WORKING DATA
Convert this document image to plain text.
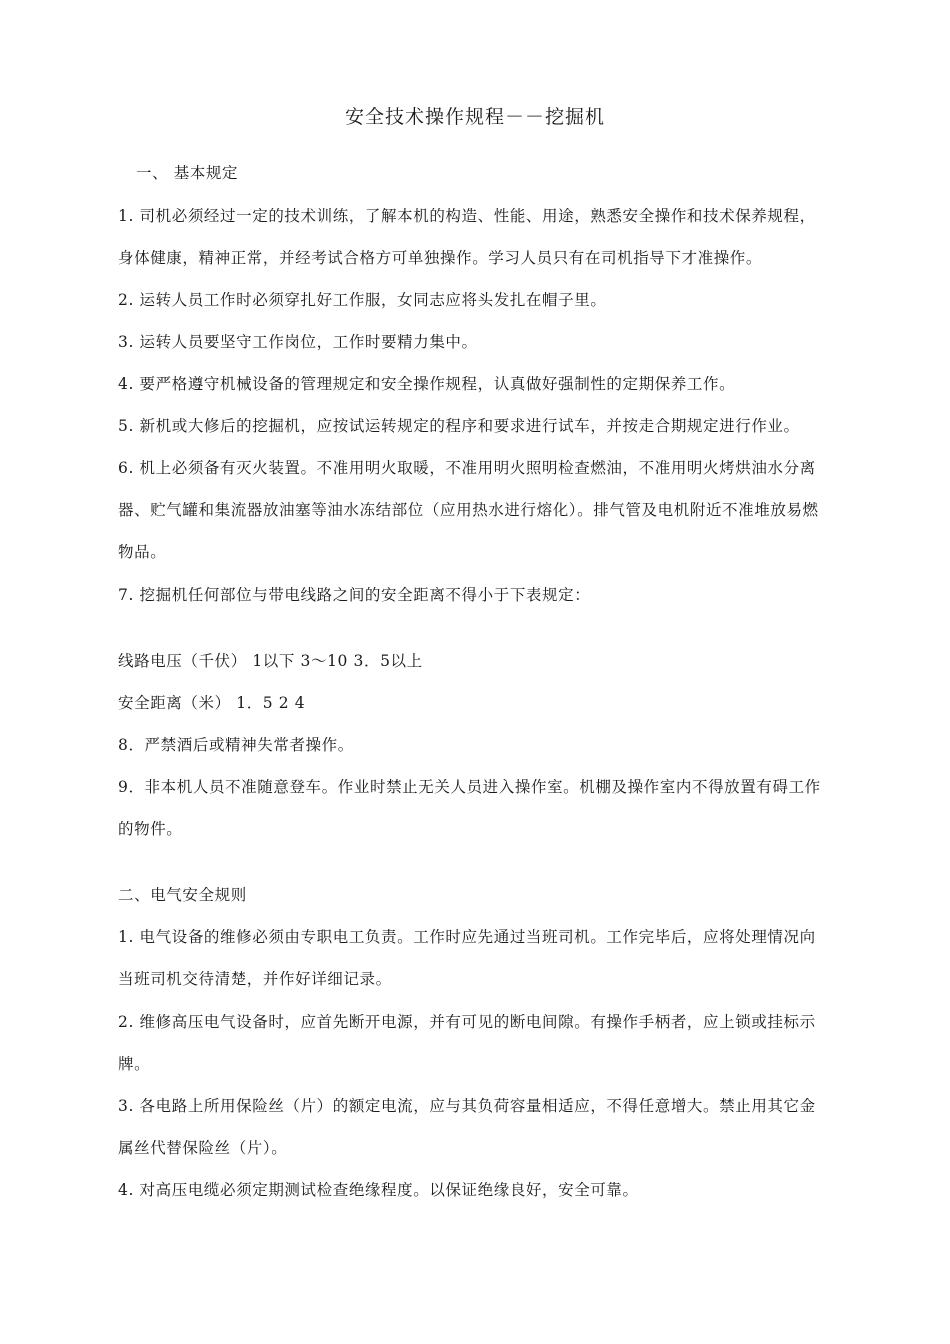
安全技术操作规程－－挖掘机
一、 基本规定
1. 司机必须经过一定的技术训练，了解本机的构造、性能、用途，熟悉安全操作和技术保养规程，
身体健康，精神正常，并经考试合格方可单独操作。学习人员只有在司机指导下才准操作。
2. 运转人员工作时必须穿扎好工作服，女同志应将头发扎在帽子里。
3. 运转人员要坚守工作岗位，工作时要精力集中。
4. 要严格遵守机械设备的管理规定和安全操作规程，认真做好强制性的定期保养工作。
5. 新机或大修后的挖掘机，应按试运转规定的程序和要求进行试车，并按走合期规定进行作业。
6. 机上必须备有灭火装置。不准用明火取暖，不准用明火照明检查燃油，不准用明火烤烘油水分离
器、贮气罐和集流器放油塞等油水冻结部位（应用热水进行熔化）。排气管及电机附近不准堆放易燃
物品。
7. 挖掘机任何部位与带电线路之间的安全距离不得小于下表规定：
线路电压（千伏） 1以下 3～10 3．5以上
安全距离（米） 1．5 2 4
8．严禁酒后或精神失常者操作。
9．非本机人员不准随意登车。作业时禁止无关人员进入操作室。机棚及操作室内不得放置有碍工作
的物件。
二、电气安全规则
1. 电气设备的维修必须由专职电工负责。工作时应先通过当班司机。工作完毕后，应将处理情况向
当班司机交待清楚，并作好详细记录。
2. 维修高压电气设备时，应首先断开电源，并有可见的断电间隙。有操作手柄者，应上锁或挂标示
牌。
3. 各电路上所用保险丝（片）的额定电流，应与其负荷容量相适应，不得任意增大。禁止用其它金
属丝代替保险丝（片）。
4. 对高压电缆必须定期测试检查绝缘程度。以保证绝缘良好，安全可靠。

PROMPT
Your task is to reproduce all of the material exactly. The pictures stay out.

RESPONSE TO THE EXERCISE
Convert this document image to plain text.
安全技术操作规程－－挖掘机
一、 基本规定
1. 司机必须经过一定的技术训练，了解本机的构造、性能、用途，熟悉安全操作和技术保养规程，
身体健康，精神正常，并经考试合格方可单独操作。学习人员只有在司机指导下才准操作。
2. 运转人员工作时必须穿扎好工作服，女同志应将头发扎在帽子里。
3. 运转人员要坚守工作岗位，工作时要精力集中。
4. 要严格遵守机械设备的管理规定和安全操作规程，认真做好强制性的定期保养工作。
5. 新机或大修后的挖掘机，应按试运转规定的程序和要求进行试车，并按走合期规定进行作业。
6. 机上必须备有灭火装置。不准用明火取暖，不准用明火照明检查燃油，不准用明火烤烘油水分离
器、贮气罐和集流器放油塞等油水冻结部位（应用热水进行熔化）。排气管及电机附近不准堆放易燃
物品。
7. 挖掘机任何部位与带电线路之间的安全距离不得小于下表规定：
线路电压（千伏） 1以下 3～10 3．5以上
安全距离（米） 1．5 2 4
8．严禁酒后或精神失常者操作。
9．非本机人员不准随意登车。作业时禁止无关人员进入操作室。机棚及操作室内不得放置有碍工作
的物件。
二、电气安全规则
1. 电气设备的维修必须由专职电工负责。工作时应先通过当班司机。工作完毕后，应将处理情况向
当班司机交待清楚，并作好详细记录。
2. 维修高压电气设备时，应首先断开电源，并有可见的断电间隙。有操作手柄者，应上锁或挂标示
牌。
3. 各电路上所用保险丝（片）的额定电流，应与其负荷容量相适应，不得任意增大。禁止用其它金
属丝代替保险丝（片）。
4. 对高压电缆必须定期测试检查绝缘程度。以保证绝缘良好，安全可靠。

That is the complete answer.